- Task directions -
Repeat each entry word for word. Leave any images out of the copy.

----------

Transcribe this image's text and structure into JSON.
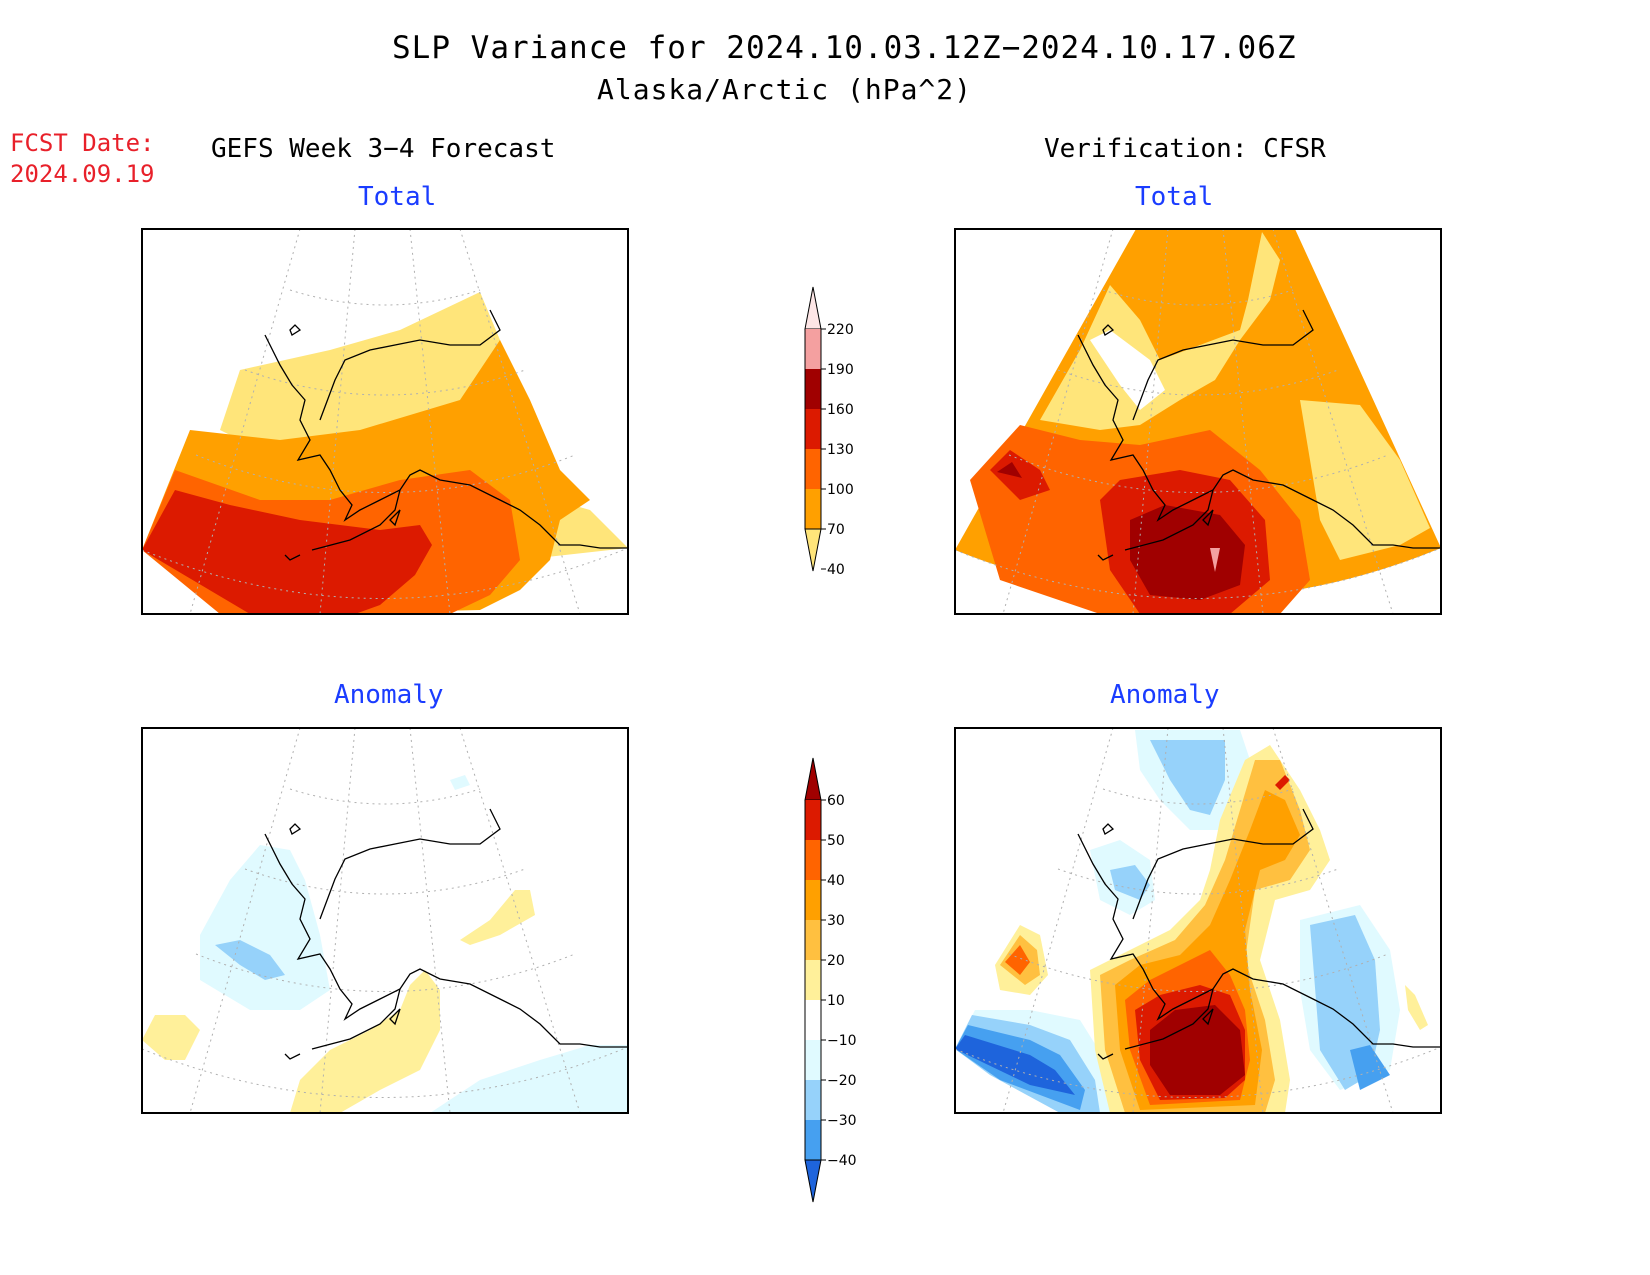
{
  "title": "SLP Variance for 2024.10.03.12Z−2024.10.17.06Z",
  "subtitle": "Alaska/Arctic (hPa^2)",
  "fcst_date": {
    "label": "FCST Date:",
    "value": "2024.09.19"
  },
  "panels": {
    "forecast_header": "GEFS Week 3−4 Forecast",
    "verification_header": "Verification: CFSR",
    "total_label": "Total",
    "anomaly_label": "Anomaly"
  },
  "colorbars": {
    "total": {
      "labels": [
        "220",
        "190",
        "160",
        "130",
        "100",
        "70",
        "40"
      ],
      "colors": [
        "#fde6e6",
        "#f4a0a0",
        "#a00000",
        "#dc1a00",
        "#ff6400",
        "#ffa000",
        "#ffe57a"
      ]
    },
    "anomaly": {
      "labels": [
        "60",
        "50",
        "40",
        "30",
        "20",
        "10",
        "−10",
        "−20",
        "−30",
        "−40"
      ],
      "colors": [
        "#a00000",
        "#dc1a00",
        "#ff6400",
        "#ffa000",
        "#ffc040",
        "#fff09a",
        "#ffffff",
        "#e0faff",
        "#96d2fa",
        "#46a0f0",
        "#1e64dc"
      ]
    }
  },
  "colors": {
    "title_text": "#000000",
    "panel_type_text": "#1a3cff",
    "fcst_text": "#e8202a"
  }
}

----------

- The answer -
Transcribe this image's text and structure into JSON.
{
  "title": "SLP Variance for 2024.10.03.12Z−2024.10.17.06Z",
  "subtitle": "Alaska/Arctic (hPa^2)",
  "fcst_date": {
    "label": "FCST Date:",
    "value": "2024.09.19"
  },
  "panels": {
    "forecast_header": "GEFS Week 3−4 Forecast",
    "verification_header": "Verification: CFSR",
    "total_label": "Total",
    "anomaly_label": "Anomaly"
  },
  "colorbars": {
    "total": {
      "labels": [
        "220",
        "190",
        "160",
        "130",
        "100",
        "70",
        "40"
      ],
      "colors": [
        "#fde6e6",
        "#f4a0a0",
        "#a00000",
        "#dc1a00",
        "#ff6400",
        "#ffa000",
        "#ffe57a"
      ]
    },
    "anomaly": {
      "labels": [
        "60",
        "50",
        "40",
        "30",
        "20",
        "10",
        "−10",
        "−20",
        "−30",
        "−40"
      ],
      "colors": [
        "#a00000",
        "#dc1a00",
        "#ff6400",
        "#ffa000",
        "#ffc040",
        "#fff09a",
        "#ffffff",
        "#e0faff",
        "#96d2fa",
        "#46a0f0",
        "#1e64dc"
      ]
    }
  },
  "colors": {
    "title_text": "#000000",
    "panel_type_text": "#1a3cff",
    "fcst_text": "#e8202a"
  }
}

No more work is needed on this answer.